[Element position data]
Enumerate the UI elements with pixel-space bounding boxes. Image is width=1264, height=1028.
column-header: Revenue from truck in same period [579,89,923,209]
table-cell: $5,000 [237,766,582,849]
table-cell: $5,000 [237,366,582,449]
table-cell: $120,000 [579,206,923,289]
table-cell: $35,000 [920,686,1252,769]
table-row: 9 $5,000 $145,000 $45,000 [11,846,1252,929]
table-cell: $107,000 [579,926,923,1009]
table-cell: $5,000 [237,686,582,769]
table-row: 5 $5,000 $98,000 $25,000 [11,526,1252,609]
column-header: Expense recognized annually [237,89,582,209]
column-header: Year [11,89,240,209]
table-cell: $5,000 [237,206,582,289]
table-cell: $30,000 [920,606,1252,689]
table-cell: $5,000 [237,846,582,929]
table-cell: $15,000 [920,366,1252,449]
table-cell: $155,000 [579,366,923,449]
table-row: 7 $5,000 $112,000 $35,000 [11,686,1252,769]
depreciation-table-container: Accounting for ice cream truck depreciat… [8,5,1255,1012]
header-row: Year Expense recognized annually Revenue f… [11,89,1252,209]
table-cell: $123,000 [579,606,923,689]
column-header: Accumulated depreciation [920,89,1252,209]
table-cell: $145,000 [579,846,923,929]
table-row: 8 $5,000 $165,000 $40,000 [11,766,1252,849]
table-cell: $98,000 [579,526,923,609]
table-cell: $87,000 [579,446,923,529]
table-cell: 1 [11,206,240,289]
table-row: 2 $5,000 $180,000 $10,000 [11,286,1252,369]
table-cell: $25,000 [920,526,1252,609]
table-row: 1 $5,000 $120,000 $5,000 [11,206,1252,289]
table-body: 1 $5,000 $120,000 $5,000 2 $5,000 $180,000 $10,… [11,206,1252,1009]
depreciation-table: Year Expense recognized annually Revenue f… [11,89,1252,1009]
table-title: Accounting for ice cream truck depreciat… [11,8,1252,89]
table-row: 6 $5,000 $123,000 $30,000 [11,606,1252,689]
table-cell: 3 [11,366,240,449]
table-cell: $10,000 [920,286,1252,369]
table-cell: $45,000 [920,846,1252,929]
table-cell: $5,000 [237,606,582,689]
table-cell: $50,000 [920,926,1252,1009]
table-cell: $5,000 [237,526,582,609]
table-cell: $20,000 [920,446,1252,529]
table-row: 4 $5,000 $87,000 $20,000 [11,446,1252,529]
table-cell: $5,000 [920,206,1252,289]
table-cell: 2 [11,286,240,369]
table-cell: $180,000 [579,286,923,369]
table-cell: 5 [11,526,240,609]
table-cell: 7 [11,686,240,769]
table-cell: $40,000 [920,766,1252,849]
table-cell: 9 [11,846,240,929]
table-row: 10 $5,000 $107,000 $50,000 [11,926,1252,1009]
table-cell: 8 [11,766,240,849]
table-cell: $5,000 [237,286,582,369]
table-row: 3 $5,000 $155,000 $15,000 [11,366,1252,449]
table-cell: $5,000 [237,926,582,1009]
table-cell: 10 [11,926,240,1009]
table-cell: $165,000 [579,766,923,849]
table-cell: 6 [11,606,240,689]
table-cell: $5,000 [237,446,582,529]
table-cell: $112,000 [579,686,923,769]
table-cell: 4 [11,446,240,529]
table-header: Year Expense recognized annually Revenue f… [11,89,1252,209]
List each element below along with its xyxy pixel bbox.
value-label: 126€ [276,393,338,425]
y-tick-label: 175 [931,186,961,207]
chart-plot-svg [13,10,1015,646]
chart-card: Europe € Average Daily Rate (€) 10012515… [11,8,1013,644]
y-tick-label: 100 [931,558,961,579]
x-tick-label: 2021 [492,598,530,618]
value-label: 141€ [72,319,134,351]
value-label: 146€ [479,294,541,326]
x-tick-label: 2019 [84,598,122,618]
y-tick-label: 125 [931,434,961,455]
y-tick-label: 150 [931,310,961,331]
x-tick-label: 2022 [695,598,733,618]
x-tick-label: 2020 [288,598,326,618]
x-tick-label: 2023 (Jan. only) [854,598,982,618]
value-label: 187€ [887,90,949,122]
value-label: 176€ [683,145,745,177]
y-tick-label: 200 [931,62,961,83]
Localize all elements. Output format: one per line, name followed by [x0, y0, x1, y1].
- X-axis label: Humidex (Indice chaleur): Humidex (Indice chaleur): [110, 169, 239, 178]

**TASK TO CARRY OUT:** Extract every line from the first one down to the line containing "table-row: 6 $5,000", with both included, reproducing each character for character.

**ANSWER BELOW:**
Enumerate the UI elements with pixel-space bounding boxes. Image is width=1264, height=1028.
column-header: Revenue from truck in same period [579,89,923,209]
table-cell: $5,000 [237,766,582,849]
table-cell: $5,000 [237,366,582,449]
table-cell: $120,000 [579,206,923,289]
table-cell: $35,000 [920,686,1252,769]
table-row: 9 $5,000 $145,000 $45,000 [11,846,1252,929]
table-cell: $107,000 [579,926,923,1009]
table-cell: $5,000 [237,686,582,769]
table-row: 5 $5,000 $98,000 $25,000 [11,526,1252,609]
column-header: Expense recognized annually [237,89,582,209]
column-header: Year [11,89,240,209]
table-cell: $5,000 [237,206,582,289]
table-cell: $30,000 [920,606,1252,689]
table-cell: $5,000 [237,846,582,929]
table-cell: $15,000 [920,366,1252,449]
table-cell: $155,000 [579,366,923,449]
table-row: 7 $5,000 $112,000 $35,000 [11,686,1252,769]
depreciation-table-container: Accounting for ice cream truck depreciat… [8,5,1255,1012]
header-row: Year Expense recognized annually Revenue f… [11,89,1252,209]
table-cell: $123,000 [579,606,923,689]
column-header: Accumulated depreciation [920,89,1252,209]
table-cell: $145,000 [579,846,923,929]
table-row: 8 $5,000 $165,000 $40,000 [11,766,1252,849]
table-cell: $98,000 [579,526,923,609]
table-cell: $87,000 [579,446,923,529]
table-cell: 1 [11,206,240,289]
table-row: 2 $5,000 $180,000 $10,000 [11,286,1252,369]
table-cell: $25,000 [920,526,1252,609]
table-row: 1 $5,000 $120,000 $5,000 [11,206,1252,289]
table-body: 1 $5,000 $120,000 $5,000 2 $5,000 $180,000 $10,… [11,206,1252,1009]
depreciation-table: Year Expense recognized annually Revenue f… [11,89,1252,1009]
table-title: Accounting for ice cream truck depreciat… [11,8,1252,89]
table-row: 6 $5,000 $123,000 $30,000 [11,606,1252,689]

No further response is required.